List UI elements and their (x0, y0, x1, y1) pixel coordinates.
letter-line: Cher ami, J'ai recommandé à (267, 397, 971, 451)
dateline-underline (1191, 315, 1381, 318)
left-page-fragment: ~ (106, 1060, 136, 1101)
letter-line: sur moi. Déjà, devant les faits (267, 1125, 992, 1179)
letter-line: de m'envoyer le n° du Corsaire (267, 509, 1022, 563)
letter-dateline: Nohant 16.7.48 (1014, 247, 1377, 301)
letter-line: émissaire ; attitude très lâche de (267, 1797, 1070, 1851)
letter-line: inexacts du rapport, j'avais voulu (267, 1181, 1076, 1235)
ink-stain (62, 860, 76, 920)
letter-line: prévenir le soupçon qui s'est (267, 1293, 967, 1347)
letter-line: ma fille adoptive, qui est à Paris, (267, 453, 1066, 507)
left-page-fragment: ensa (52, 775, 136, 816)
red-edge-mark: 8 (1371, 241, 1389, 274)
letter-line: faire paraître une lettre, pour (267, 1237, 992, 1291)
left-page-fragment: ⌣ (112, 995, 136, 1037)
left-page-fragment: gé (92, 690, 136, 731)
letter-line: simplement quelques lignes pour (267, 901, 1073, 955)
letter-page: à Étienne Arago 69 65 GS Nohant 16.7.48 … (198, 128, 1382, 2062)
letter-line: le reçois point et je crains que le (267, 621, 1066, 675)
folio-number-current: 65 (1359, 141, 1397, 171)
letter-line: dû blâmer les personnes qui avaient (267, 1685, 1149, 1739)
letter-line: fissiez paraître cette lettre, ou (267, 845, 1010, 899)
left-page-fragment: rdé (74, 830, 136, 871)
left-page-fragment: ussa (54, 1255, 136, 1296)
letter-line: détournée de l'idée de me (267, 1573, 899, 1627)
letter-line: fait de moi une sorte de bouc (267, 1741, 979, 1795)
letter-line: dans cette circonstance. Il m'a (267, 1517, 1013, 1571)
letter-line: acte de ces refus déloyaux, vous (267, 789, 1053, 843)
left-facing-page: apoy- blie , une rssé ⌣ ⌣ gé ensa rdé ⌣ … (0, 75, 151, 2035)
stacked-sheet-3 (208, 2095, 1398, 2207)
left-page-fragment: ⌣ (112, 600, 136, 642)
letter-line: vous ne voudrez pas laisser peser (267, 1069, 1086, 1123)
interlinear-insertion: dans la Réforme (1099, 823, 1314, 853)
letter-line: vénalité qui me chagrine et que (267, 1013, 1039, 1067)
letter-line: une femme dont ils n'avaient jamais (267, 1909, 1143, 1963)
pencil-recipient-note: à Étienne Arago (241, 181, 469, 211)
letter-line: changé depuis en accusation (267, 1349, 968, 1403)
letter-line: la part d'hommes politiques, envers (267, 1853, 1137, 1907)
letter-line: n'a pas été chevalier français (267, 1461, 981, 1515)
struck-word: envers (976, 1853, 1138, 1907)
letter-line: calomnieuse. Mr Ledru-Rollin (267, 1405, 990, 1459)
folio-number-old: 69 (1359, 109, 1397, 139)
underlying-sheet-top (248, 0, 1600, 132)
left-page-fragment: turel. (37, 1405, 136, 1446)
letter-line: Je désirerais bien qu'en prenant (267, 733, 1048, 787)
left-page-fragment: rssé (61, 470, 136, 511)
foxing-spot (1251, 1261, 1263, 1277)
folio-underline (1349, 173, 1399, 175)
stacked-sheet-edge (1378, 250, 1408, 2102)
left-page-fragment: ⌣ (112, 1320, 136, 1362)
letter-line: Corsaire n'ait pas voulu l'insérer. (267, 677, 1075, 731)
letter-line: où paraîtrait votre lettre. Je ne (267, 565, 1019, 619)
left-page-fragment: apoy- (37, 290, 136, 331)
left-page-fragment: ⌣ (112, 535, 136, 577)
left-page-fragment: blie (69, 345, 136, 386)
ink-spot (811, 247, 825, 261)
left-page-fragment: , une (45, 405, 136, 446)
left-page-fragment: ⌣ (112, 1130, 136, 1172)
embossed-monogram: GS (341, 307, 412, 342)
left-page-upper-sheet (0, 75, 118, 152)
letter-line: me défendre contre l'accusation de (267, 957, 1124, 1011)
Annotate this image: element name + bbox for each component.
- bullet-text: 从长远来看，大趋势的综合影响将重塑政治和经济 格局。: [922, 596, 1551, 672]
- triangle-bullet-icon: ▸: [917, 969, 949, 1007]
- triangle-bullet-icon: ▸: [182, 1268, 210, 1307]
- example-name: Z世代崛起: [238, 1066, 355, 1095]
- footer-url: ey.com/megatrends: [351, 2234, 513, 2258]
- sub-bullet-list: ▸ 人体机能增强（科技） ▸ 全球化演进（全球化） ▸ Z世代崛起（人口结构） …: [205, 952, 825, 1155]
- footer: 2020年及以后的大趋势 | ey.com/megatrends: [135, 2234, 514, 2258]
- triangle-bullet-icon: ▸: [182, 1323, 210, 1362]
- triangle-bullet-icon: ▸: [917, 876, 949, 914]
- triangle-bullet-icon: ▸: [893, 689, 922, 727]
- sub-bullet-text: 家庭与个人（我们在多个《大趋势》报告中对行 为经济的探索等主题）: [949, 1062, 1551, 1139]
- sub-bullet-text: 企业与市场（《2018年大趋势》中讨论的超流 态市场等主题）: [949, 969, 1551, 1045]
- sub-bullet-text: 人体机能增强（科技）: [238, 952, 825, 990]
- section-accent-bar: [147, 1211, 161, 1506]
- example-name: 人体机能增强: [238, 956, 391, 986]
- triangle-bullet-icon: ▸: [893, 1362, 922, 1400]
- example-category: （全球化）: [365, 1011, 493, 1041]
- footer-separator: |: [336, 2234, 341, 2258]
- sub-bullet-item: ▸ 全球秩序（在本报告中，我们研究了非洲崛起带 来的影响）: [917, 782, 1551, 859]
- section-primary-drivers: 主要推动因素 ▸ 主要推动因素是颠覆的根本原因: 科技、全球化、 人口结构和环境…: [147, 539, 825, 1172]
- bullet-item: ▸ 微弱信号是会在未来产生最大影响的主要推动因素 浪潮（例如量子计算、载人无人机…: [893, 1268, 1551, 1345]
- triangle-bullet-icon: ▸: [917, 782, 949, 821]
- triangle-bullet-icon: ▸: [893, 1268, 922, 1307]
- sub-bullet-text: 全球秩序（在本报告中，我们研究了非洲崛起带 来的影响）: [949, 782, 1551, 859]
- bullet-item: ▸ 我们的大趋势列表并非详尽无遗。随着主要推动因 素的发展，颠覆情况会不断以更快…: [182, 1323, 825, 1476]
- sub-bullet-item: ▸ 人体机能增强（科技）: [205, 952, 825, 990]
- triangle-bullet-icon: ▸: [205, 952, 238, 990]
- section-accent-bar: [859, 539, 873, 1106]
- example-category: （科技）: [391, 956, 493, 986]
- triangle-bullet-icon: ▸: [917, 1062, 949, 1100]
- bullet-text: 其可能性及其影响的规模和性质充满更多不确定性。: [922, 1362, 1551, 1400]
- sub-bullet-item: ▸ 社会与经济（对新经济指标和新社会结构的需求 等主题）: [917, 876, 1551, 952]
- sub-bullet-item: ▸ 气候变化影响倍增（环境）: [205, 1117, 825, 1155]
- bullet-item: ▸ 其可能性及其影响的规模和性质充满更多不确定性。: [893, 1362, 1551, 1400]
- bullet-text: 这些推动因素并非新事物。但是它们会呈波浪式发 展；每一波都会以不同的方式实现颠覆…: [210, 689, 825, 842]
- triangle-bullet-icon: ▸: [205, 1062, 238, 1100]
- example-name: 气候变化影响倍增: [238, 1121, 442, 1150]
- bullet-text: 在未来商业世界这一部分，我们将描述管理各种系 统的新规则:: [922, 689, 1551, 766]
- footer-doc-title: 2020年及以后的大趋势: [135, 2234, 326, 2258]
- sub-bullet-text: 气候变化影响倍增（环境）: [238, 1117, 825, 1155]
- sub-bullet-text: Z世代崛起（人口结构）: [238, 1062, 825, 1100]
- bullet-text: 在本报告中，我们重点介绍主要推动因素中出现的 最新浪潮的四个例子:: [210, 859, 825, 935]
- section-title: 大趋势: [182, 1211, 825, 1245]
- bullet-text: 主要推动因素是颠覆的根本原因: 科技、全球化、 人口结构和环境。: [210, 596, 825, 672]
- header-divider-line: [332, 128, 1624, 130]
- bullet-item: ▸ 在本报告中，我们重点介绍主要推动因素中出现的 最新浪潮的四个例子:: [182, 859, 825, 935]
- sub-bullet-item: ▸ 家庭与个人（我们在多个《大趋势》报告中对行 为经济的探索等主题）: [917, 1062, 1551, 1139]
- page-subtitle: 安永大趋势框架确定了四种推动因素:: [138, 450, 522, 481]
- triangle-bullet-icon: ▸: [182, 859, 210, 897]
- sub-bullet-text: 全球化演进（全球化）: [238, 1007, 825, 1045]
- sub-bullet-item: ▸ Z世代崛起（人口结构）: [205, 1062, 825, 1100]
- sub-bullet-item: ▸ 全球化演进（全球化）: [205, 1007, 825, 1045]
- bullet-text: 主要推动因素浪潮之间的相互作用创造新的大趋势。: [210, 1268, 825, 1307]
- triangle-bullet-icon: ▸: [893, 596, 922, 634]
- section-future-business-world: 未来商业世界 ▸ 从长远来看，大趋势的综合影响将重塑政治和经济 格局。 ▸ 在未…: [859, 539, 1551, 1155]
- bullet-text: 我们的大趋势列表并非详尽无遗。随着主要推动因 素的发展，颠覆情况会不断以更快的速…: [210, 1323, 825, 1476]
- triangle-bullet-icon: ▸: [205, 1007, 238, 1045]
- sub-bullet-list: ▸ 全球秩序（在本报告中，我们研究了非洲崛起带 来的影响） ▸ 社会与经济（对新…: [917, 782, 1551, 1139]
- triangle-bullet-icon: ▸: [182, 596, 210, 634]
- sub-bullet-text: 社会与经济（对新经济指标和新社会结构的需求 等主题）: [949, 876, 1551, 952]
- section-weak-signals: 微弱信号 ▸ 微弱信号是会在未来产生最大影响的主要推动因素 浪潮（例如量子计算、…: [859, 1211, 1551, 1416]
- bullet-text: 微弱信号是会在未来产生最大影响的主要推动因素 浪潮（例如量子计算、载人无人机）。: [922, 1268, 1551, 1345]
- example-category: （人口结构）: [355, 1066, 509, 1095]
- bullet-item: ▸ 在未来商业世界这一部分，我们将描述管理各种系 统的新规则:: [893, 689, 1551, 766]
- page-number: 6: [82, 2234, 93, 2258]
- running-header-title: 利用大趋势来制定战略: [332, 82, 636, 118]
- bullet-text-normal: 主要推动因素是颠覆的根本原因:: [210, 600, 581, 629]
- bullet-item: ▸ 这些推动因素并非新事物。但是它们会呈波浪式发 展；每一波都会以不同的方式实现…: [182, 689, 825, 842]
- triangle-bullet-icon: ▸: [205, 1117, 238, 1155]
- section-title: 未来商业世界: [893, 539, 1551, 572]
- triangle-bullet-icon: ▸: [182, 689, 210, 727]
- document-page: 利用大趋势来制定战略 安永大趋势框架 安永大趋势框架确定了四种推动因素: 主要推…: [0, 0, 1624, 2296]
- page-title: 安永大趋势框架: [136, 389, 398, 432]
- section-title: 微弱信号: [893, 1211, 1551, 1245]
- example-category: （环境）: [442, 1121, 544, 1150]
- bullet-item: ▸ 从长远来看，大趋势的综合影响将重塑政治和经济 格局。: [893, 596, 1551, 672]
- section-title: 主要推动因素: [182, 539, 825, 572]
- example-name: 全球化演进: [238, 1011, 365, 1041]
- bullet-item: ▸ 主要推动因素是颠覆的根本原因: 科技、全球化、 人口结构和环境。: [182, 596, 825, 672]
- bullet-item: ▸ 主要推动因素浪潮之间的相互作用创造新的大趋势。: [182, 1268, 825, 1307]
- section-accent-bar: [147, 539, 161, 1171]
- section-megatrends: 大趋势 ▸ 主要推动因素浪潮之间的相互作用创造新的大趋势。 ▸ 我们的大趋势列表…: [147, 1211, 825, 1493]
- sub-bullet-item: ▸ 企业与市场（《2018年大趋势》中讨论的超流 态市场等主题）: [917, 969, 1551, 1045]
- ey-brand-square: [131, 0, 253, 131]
=-=-=
Locate every line in the records that contains the word "Corsaire", and copy each of those lines.

Result
letter-line: de m'envoyer le n° du Corsaire (267, 509, 1022, 563)
letter-line: Corsaire n'ait pas voulu l'insérer. (267, 677, 1075, 731)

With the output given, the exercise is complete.